■ WHAT IS BEING ASKED
What is the number of lines in the entries below that include the word "hatch"? Provide the number only.

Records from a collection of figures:
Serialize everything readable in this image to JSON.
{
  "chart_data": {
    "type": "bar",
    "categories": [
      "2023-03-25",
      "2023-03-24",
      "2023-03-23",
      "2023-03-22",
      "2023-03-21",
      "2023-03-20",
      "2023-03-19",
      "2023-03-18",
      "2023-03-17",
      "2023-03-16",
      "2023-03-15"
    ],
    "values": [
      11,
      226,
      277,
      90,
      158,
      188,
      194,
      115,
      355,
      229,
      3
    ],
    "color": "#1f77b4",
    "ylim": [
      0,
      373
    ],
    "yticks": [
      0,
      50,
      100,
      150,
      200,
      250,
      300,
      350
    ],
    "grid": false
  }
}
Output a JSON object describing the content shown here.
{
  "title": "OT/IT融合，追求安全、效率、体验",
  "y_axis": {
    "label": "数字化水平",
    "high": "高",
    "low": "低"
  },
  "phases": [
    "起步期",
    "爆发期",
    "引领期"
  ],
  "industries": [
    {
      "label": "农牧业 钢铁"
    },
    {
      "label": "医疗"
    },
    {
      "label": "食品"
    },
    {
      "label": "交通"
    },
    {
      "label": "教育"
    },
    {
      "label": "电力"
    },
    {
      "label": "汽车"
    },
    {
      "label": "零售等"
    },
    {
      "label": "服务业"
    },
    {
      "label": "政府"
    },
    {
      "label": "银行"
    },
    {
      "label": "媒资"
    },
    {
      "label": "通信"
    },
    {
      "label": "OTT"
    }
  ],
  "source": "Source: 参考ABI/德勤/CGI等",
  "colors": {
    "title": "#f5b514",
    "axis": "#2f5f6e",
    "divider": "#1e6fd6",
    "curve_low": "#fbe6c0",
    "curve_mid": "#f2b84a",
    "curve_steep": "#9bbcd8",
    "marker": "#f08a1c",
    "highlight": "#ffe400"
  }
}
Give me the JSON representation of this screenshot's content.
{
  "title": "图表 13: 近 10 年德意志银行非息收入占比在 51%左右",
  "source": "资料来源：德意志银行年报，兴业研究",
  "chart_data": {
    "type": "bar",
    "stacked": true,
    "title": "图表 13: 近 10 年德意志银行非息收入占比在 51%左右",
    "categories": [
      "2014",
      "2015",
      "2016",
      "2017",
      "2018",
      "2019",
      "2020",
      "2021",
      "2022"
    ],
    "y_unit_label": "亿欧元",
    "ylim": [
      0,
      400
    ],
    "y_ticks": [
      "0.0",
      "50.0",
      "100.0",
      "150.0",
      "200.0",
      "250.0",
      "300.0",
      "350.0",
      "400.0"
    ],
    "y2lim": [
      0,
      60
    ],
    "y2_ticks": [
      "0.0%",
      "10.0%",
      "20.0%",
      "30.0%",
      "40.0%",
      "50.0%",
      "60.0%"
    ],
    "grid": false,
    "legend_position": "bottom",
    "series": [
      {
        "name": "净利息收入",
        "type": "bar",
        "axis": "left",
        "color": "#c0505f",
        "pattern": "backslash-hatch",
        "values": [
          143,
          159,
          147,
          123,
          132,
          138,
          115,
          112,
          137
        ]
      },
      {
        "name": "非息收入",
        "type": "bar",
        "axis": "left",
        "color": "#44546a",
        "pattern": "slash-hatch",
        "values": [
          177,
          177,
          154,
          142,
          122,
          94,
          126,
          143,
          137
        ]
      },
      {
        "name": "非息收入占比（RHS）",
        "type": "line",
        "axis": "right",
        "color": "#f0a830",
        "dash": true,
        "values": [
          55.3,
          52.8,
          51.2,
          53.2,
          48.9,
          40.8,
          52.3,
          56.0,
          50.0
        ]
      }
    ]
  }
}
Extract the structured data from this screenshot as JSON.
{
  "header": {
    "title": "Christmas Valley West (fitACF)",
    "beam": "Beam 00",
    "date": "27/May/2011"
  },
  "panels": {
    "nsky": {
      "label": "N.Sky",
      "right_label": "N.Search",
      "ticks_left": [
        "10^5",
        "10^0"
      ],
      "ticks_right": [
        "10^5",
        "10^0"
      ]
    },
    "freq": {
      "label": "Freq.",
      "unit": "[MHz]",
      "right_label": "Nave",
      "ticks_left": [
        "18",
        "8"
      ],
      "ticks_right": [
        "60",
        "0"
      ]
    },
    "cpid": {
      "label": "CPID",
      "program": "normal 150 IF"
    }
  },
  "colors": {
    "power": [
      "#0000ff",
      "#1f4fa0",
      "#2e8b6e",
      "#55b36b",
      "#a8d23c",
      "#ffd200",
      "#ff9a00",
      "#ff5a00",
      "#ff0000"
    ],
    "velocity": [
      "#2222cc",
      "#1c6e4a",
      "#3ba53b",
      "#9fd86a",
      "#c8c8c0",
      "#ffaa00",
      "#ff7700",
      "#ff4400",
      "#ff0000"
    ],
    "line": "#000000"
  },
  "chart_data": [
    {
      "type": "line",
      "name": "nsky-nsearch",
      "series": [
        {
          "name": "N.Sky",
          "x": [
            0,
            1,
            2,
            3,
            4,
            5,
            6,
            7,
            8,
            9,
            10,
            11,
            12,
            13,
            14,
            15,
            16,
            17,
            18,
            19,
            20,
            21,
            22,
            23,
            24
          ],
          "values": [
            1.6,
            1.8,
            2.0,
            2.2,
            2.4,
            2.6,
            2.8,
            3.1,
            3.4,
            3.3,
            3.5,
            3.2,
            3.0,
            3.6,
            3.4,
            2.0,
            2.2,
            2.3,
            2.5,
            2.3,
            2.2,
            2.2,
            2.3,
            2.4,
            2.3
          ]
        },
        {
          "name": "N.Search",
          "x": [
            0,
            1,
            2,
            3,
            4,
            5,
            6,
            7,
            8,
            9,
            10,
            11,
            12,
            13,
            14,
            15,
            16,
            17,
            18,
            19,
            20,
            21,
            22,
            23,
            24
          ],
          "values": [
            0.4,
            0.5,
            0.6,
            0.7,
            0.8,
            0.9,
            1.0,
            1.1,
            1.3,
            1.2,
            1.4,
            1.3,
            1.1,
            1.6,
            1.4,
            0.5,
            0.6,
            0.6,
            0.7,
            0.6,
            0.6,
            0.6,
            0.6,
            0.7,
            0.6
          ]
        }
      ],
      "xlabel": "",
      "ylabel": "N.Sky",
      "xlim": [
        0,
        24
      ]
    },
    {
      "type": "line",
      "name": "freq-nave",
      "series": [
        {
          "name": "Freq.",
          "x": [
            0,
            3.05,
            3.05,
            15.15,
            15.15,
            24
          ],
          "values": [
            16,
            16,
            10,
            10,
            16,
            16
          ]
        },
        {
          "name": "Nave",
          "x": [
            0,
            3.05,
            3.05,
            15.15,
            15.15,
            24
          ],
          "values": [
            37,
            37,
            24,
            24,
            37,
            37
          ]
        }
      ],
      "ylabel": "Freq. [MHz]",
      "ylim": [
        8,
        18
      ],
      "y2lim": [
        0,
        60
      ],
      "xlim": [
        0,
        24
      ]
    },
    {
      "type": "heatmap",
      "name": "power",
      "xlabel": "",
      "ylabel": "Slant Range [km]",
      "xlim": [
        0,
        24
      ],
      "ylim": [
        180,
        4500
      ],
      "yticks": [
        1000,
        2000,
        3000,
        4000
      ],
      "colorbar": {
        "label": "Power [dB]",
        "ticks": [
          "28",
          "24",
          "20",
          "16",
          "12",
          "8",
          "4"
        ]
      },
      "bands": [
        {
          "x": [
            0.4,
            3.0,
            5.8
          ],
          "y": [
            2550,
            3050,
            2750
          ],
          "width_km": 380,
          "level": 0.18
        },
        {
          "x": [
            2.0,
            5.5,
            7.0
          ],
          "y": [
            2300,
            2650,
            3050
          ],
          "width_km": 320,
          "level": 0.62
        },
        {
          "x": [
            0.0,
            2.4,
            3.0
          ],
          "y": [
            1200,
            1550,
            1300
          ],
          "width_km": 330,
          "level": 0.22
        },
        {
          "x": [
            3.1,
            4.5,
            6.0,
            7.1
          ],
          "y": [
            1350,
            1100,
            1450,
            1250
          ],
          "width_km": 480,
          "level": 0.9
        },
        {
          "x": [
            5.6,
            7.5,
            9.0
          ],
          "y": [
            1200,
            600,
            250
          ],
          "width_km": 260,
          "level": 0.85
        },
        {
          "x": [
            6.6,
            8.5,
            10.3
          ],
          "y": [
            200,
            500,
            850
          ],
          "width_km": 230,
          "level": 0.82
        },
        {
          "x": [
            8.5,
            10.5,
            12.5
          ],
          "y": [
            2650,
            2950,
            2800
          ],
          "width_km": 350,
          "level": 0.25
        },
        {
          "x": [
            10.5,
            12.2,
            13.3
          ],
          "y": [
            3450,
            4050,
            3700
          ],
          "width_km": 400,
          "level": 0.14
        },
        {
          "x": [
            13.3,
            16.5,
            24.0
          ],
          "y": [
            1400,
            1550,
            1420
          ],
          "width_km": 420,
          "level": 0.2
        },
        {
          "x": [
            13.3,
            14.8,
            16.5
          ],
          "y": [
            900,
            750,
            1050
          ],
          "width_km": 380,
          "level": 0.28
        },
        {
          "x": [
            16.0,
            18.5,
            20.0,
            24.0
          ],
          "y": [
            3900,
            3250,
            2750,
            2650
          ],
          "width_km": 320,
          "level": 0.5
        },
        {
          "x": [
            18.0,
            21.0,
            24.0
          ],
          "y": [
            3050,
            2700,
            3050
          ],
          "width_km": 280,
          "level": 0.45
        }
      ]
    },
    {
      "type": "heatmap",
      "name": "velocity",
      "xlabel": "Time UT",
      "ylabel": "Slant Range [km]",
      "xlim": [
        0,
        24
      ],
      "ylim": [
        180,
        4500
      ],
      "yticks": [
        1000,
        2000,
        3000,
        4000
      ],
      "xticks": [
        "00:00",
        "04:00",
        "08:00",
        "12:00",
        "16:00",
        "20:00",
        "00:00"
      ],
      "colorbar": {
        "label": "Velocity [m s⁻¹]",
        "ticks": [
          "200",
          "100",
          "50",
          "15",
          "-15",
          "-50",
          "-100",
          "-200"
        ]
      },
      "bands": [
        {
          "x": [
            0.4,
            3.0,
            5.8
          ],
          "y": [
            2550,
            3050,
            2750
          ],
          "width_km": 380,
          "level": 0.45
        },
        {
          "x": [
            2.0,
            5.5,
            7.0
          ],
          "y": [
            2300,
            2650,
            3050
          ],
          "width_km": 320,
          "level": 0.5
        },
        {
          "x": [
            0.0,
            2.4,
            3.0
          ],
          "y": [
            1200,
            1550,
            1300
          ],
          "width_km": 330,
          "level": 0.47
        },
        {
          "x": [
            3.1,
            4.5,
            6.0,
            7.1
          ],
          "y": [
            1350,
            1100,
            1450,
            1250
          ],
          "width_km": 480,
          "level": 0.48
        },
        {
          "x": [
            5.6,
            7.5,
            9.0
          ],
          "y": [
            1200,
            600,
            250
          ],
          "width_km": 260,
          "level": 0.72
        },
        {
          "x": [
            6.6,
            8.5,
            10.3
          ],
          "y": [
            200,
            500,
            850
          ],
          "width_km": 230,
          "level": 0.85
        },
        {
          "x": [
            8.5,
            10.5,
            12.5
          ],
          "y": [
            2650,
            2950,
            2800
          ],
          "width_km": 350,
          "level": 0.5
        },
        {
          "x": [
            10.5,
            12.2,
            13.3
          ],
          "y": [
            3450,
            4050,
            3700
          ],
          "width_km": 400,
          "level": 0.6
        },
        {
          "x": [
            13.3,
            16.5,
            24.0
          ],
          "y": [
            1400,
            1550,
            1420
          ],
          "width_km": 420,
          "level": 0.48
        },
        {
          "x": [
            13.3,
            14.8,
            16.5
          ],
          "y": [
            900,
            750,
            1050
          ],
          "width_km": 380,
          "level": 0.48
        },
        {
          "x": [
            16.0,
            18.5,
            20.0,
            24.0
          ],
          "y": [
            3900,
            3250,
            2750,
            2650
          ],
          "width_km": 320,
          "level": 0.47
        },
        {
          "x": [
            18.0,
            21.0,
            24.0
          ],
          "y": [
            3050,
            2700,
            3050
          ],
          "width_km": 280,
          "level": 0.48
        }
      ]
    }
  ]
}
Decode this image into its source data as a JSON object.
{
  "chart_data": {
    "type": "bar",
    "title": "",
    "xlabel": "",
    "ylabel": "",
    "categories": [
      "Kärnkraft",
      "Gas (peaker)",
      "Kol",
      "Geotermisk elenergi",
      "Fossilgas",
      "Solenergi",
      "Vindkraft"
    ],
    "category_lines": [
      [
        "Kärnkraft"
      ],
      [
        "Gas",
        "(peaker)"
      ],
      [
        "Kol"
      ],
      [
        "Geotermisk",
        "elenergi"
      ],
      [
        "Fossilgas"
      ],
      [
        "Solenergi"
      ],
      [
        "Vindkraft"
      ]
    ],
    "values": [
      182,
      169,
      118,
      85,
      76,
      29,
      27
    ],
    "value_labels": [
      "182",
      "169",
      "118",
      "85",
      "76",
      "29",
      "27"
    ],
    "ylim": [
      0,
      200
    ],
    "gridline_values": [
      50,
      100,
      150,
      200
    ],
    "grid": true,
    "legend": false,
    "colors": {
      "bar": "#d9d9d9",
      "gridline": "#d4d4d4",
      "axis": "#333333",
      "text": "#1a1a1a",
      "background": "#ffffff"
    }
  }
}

■ THE SOLUTION
2